▸ Aim of the task: Give only the number of lines that hold the word "работ".

▸ Supplied records:

——

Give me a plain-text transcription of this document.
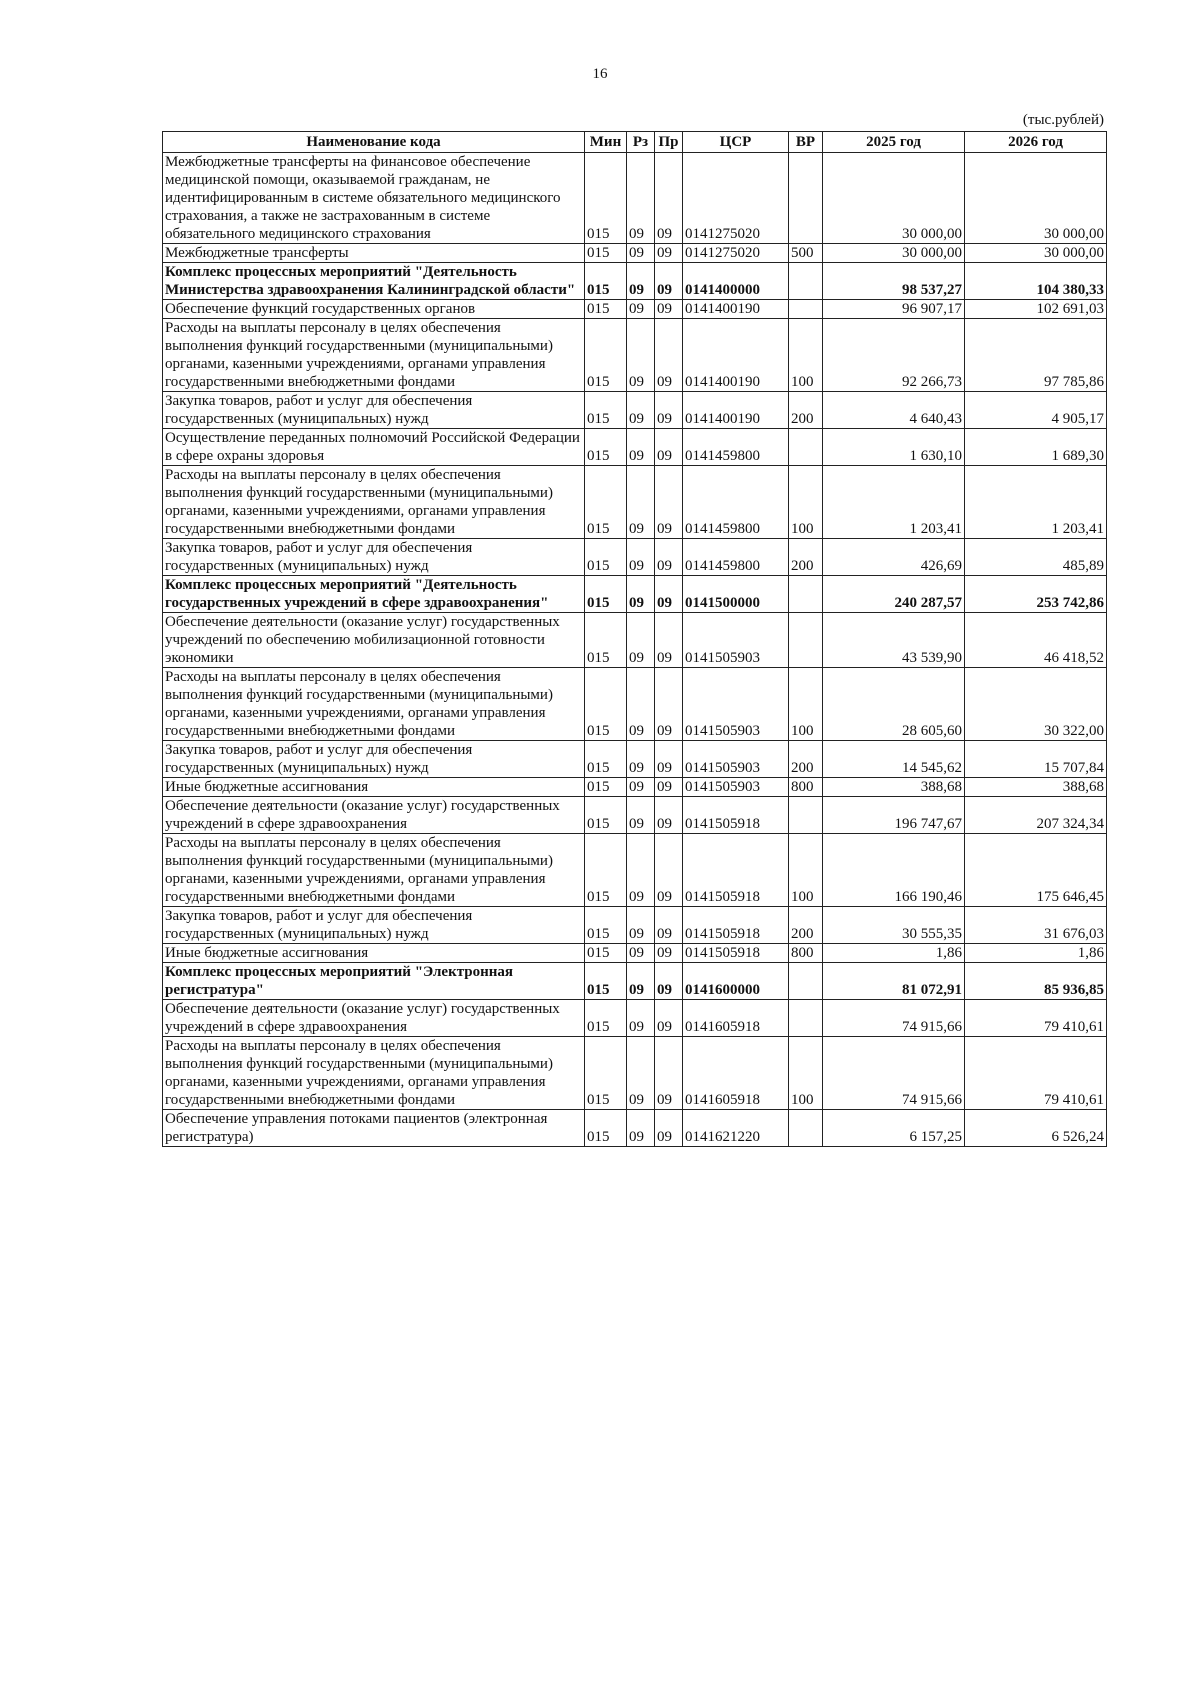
16
(тыс.рублей)
Наименование кода	Мин	Рз	Пр	ЦСР	ВР	2025 год	2026 год
Межбюджетные трансферты на финансовое обеспечение медицинской помощи, оказываемой гражданам, не идентифицированным в системе обязательного медицинского страхования, а также не застрахованным в системе обязательного медицинского страхования	015	09	09	0141275020		30 000,00	30 000,00
Межбюджетные трансферты	015	09	09	0141275020	500	30 000,00	30 000,00
Комплекс процессных мероприятий "Деятельность Министерства здравоохранения Калининградской области"	015	09	09	0141400000		98 537,27	104 380,33
Обеспечение функций государственных органов	015	09	09	0141400190		96 907,17	102 691,03
Расходы на выплаты персоналу в целях обеспечения выполнения функций государственными (муниципальными) органами, казенными учреждениями, органами управления государственными внебюджетными фондами	015	09	09	0141400190	100	92 266,73	97 785,86
Закупка товаров, работ и услуг для обеспечения государственных (муниципальных) нужд	015	09	09	0141400190	200	4 640,43	4 905,17
Осуществление переданных полномочий Российской Федерации в сфере охраны здоровья	015	09	09	0141459800		1 630,10	1 689,30
Расходы на выплаты персоналу в целях обеспечения выполнения функций государственными (муниципальными) органами, казенными учреждениями, органами управления государственными внебюджетными фондами	015	09	09	0141459800	100	1 203,41	1 203,41
Закупка товаров, работ и услуг для обеспечения государственных (муниципальных) нужд	015	09	09	0141459800	200	426,69	485,89
Комплекс процессных мероприятий "Деятельность государственных учреждений в сфере здравоохранения"	015	09	09	0141500000		240 287,57	253 742,86
Обеспечение деятельности (оказание услуг) государственных учреждений по обеспечению мобилизационной готовности экономики	015	09	09	0141505903		43 539,90	46 418,52
Расходы на выплаты персоналу в целях обеспечения выполнения функций государственными (муниципальными) органами, казенными учреждениями, органами управления государственными внебюджетными фондами	015	09	09	0141505903	100	28 605,60	30 322,00
Закупка товаров, работ и услуг для обеспечения государственных (муниципальных) нужд	015	09	09	0141505903	200	14 545,62	15 707,84
Иные бюджетные ассигнования	015	09	09	0141505903	800	388,68	388,68
Обеспечение деятельности (оказание услуг) государственных учреждений в сфере здравоохранения	015	09	09	0141505918		196 747,67	207 324,34
Расходы на выплаты персоналу в целях обеспечения выполнения функций государственными (муниципальными) органами, казенными учреждениями, органами управления государственными внебюджетными фондами	015	09	09	0141505918	100	166 190,46	175 646,45
Закупка товаров, работ и услуг для обеспечения государственных (муниципальных) нужд	015	09	09	0141505918	200	30 555,35	31 676,03
Иные бюджетные ассигнования	015	09	09	0141505918	800	1,86	1,86
Комплекс процессных мероприятий "Электронная регистратура"	015	09	09	0141600000		81 072,91	85 936,85
Обеспечение деятельности (оказание услуг) государственных учреждений в сфере здравоохранения	015	09	09	0141605918		74 915,66	79 410,61
Расходы на выплаты персоналу в целях обеспечения выполнения функций государственными (муниципальными) органами, казенными учреждениями, органами управления государственными внебюджетными фондами	015	09	09	0141605918	100	74 915,66	79 410,61
Обеспечение управления потоками пациентов (электронная регистратура)	015	09	09	0141621220		6 157,25	6 526,24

——

▸ Full output: 4